Goal: Work out the number of lines containing "light". Give that number alone.

Extracted records:
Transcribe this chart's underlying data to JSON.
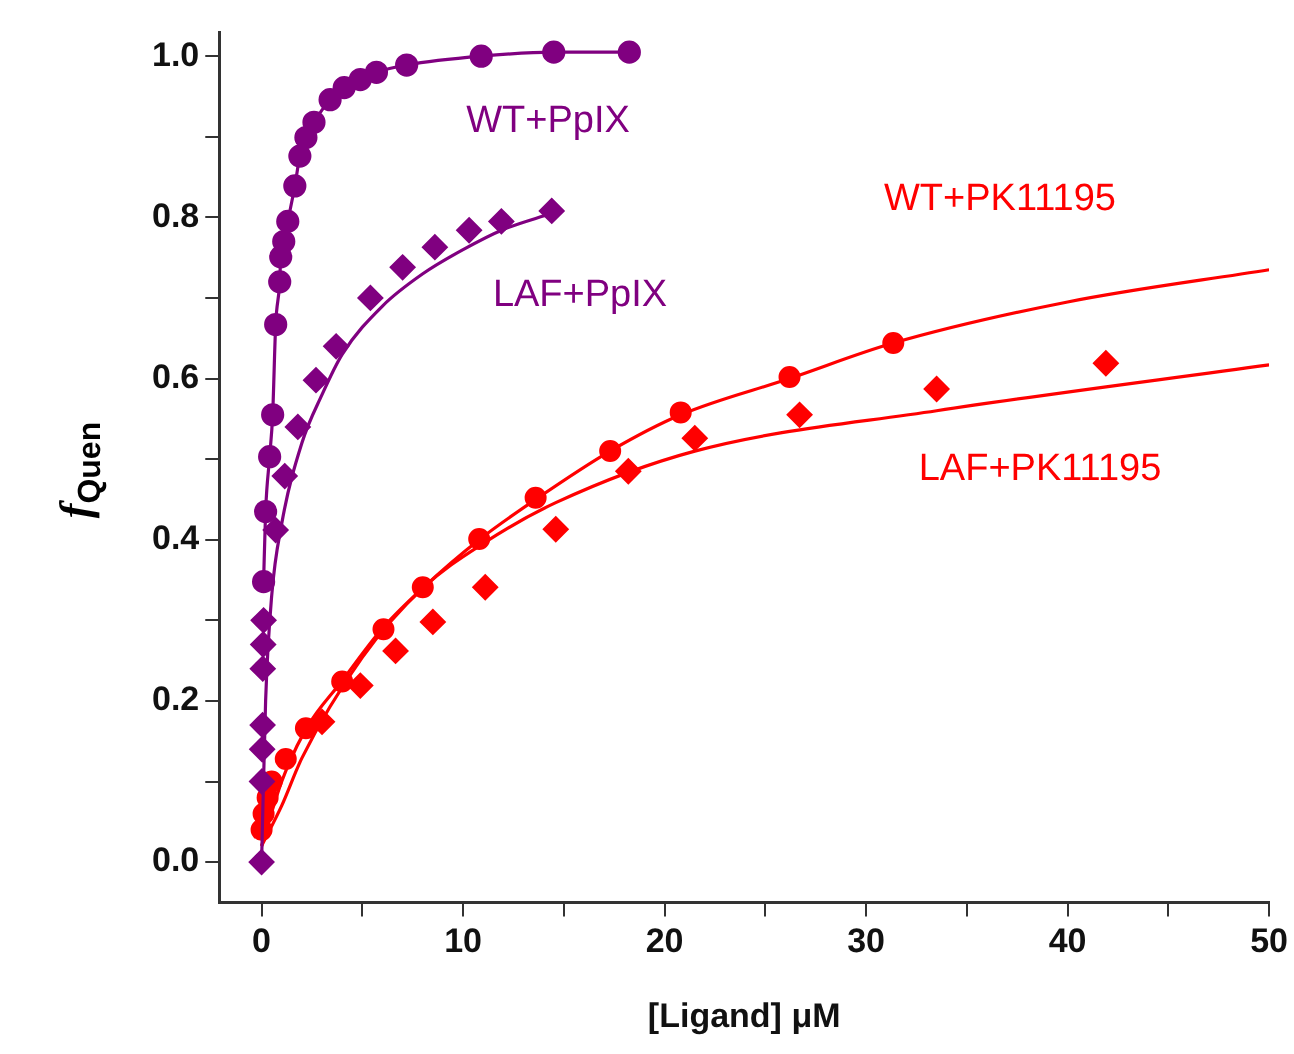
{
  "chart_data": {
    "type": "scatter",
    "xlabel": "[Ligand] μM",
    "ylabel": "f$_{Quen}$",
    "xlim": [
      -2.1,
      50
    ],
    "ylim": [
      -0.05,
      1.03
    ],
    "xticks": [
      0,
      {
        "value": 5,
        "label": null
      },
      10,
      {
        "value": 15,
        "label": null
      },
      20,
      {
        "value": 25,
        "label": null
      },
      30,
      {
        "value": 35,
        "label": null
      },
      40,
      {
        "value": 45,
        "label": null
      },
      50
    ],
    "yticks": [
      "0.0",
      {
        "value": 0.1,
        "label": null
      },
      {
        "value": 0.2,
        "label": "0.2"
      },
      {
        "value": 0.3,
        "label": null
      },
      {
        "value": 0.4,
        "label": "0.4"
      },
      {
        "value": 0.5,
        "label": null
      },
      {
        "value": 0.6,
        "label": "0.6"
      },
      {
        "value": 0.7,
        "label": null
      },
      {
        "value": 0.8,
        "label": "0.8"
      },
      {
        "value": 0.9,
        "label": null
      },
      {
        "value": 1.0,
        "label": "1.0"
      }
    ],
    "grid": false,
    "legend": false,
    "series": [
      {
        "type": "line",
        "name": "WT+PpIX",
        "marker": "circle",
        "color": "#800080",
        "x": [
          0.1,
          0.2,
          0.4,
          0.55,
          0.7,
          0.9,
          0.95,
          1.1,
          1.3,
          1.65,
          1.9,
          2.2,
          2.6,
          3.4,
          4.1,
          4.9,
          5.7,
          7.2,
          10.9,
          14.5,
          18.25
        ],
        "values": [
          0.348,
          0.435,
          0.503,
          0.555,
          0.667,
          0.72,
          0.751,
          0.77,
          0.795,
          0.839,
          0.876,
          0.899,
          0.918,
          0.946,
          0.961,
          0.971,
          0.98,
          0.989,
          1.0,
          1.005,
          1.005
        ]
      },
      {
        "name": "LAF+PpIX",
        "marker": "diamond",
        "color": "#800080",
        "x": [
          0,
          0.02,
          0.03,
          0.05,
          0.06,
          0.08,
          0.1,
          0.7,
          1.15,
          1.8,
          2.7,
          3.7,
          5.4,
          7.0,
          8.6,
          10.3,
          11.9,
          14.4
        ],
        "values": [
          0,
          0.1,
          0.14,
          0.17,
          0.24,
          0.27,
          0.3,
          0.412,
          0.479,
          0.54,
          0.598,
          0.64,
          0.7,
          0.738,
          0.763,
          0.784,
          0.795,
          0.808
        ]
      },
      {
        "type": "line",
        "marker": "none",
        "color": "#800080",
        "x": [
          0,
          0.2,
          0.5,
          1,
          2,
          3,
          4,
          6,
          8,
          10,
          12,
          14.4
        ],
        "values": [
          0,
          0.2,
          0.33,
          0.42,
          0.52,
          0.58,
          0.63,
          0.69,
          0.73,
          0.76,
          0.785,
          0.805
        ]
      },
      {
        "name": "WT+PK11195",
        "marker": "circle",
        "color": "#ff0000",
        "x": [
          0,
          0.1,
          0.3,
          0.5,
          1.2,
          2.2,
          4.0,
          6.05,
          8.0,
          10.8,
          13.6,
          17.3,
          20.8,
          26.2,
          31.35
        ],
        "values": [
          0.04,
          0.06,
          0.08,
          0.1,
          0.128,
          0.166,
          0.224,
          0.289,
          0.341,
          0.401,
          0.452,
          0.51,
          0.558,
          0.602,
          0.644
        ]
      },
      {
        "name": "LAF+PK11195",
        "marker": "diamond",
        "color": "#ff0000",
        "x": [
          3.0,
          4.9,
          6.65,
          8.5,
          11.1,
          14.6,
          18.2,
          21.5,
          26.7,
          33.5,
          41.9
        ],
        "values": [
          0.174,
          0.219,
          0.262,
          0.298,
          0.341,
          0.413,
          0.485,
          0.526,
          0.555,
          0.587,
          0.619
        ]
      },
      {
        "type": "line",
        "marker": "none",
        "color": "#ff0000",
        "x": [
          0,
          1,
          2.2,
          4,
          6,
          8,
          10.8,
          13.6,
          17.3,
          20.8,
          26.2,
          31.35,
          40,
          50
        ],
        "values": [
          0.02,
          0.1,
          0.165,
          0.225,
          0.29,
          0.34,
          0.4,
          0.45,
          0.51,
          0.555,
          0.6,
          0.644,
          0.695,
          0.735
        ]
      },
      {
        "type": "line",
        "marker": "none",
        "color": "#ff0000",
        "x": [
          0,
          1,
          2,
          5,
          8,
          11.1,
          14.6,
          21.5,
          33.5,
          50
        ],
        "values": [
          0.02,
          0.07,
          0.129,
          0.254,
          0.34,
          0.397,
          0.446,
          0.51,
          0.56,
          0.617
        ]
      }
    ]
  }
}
--
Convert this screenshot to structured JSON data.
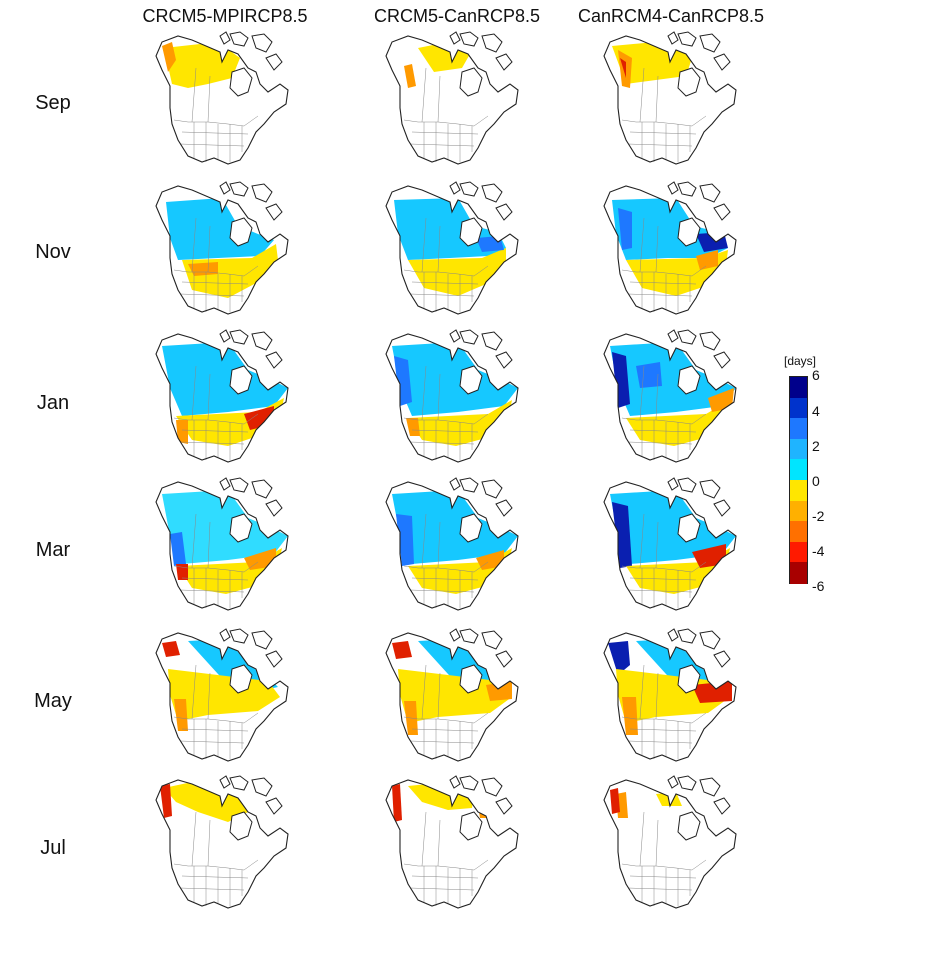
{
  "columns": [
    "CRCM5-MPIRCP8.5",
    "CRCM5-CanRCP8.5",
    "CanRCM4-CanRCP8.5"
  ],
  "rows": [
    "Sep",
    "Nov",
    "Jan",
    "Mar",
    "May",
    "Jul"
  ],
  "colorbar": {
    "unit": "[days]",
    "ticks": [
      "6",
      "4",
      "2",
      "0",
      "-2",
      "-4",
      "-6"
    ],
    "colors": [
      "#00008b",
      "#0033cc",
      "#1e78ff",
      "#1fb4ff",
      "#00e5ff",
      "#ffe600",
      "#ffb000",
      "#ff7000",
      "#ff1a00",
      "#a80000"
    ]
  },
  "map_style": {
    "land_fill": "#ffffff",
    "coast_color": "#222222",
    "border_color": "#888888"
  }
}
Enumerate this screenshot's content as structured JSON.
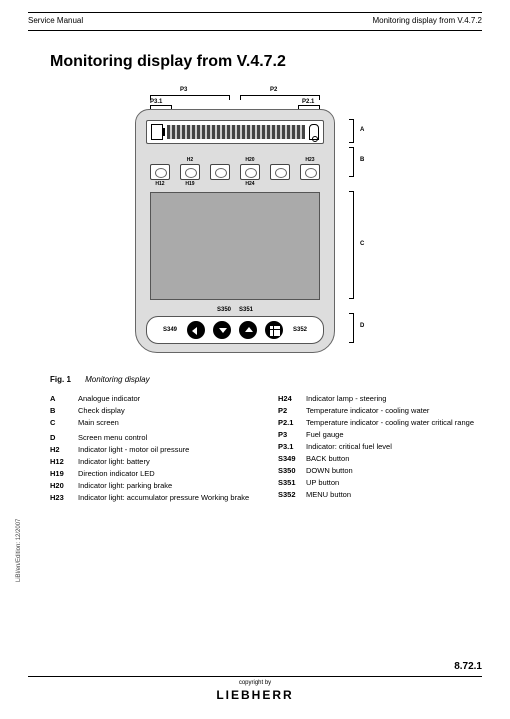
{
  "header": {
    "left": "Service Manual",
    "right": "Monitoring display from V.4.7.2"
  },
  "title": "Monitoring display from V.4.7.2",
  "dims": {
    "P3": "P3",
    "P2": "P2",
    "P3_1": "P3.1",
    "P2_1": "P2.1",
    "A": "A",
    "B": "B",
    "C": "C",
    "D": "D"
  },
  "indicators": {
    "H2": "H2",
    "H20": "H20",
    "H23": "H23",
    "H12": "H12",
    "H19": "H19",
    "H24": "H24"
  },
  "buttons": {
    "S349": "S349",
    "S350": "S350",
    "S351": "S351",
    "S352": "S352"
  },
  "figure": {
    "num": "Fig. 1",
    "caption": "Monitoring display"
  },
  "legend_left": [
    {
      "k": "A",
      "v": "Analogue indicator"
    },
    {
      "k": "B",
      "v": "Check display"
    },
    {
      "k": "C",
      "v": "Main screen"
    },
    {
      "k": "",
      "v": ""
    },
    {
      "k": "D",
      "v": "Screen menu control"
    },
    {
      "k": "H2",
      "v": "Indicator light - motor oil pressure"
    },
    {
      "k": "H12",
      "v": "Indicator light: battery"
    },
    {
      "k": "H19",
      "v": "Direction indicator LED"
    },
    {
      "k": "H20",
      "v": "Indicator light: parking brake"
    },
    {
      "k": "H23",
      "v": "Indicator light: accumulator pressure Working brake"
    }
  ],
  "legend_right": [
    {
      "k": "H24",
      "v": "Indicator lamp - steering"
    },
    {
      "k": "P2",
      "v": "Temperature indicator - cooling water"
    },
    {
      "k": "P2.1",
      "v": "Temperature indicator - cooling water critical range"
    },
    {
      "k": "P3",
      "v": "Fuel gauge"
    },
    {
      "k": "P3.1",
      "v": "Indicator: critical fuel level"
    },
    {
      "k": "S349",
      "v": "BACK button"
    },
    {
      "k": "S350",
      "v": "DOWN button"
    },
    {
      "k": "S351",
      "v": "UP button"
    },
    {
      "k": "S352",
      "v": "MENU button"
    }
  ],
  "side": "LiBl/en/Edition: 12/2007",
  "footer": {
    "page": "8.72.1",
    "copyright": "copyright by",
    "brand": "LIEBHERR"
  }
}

Solution to this exercise: 4